[Records shown]
────────────────────
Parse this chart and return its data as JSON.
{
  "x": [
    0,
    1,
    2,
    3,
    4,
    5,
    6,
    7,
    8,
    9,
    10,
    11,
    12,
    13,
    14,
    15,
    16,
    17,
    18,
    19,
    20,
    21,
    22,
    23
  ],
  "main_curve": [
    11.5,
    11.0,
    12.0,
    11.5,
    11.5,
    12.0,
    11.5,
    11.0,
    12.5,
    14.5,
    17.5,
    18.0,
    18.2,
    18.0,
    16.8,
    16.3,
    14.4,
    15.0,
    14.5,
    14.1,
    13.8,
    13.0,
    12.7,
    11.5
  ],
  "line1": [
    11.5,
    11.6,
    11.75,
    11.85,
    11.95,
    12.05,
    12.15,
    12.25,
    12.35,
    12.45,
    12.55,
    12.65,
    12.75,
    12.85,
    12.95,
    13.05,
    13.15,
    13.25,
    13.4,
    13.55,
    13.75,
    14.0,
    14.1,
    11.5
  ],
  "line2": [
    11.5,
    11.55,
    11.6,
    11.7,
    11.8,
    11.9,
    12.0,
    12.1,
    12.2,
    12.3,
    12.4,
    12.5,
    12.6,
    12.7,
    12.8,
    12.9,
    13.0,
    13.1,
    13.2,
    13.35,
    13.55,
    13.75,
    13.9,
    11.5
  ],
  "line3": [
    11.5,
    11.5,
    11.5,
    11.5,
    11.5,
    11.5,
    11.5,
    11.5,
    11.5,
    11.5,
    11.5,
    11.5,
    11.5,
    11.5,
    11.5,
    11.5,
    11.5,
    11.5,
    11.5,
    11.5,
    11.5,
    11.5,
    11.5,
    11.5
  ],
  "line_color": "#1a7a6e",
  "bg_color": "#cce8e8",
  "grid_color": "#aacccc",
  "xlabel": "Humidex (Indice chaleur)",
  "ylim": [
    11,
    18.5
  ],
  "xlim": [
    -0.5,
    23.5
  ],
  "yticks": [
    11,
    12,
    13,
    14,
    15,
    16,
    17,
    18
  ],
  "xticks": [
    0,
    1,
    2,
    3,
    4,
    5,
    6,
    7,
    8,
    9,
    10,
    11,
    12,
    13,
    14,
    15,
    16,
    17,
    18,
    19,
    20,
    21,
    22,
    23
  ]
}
────────────────────
[Required work]
From the listing above, reproduce all the lines exactly.

[Response to the task]
Parse this chart and return its data as JSON.
{
  "x": [
    0,
    1,
    2,
    3,
    4,
    5,
    6,
    7,
    8,
    9,
    10,
    11,
    12,
    13,
    14,
    15,
    16,
    17,
    18,
    19,
    20,
    21,
    22,
    23
  ],
  "main_curve": [
    11.5,
    11.0,
    12.0,
    11.5,
    11.5,
    12.0,
    11.5,
    11.0,
    12.5,
    14.5,
    17.5,
    18.0,
    18.2,
    18.0,
    16.8,
    16.3,
    14.4,
    15.0,
    14.5,
    14.1,
    13.8,
    13.0,
    12.7,
    11.5
  ],
  "line1": [
    11.5,
    11.6,
    11.75,
    11.85,
    11.95,
    12.05,
    12.15,
    12.25,
    12.35,
    12.45,
    12.55,
    12.65,
    12.75,
    12.85,
    12.95,
    13.05,
    13.15,
    13.25,
    13.4,
    13.55,
    13.75,
    14.0,
    14.1,
    11.5
  ],
  "line2": [
    11.5,
    11.55,
    11.6,
    11.7,
    11.8,
    11.9,
    12.0,
    12.1,
    12.2,
    12.3,
    12.4,
    12.5,
    12.6,
    12.7,
    12.8,
    12.9,
    13.0,
    13.1,
    13.2,
    13.35,
    13.55,
    13.75,
    13.9,
    11.5
  ],
  "line3": [
    11.5,
    11.5,
    11.5,
    11.5,
    11.5,
    11.5,
    11.5,
    11.5,
    11.5,
    11.5,
    11.5,
    11.5,
    11.5,
    11.5,
    11.5,
    11.5,
    11.5,
    11.5,
    11.5,
    11.5,
    11.5,
    11.5,
    11.5,
    11.5
  ],
  "line_color": "#1a7a6e",
  "bg_color": "#cce8e8",
  "grid_color": "#aacccc",
  "xlabel": "Humidex (Indice chaleur)",
  "ylim": [
    11,
    18.5
  ],
  "xlim": [
    -0.5,
    23.5
  ],
  "yticks": [
    11,
    12,
    13,
    14,
    15,
    16,
    17,
    18
  ],
  "xticks": [
    0,
    1,
    2,
    3,
    4,
    5,
    6,
    7,
    8,
    9,
    10,
    11,
    12,
    13,
    14,
    15,
    16,
    17,
    18,
    19,
    20,
    21,
    22,
    23
  ]
}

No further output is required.